* **Goal**: Look through the records that follow. Copy every line containing the word "more".

━━━━━━━━━━━━━━━━

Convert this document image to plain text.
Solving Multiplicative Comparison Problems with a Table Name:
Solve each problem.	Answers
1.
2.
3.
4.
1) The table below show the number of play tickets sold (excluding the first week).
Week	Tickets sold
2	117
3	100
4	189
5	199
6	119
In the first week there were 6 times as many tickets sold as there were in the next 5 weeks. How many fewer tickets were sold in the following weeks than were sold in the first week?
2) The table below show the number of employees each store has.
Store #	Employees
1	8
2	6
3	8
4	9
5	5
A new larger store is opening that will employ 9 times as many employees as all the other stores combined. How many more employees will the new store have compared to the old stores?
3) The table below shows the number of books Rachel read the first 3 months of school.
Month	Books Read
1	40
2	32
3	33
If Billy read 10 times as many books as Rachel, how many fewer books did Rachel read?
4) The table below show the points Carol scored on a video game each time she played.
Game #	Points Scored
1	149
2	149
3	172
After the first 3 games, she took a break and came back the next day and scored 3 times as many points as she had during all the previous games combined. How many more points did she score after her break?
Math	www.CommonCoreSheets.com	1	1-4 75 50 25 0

━━━━━━━━━━━━━━━━

* **Answer to this exercise**:
A new larger store is opening that will employ 9 times as many employees as all the other stores combined. How many more employees will the new store have compared to the old stores?
After the first 3 games, she took a break and came back the next day and scored 3 times as many points as she had during all the previous games combined. How many more points did she score after her break?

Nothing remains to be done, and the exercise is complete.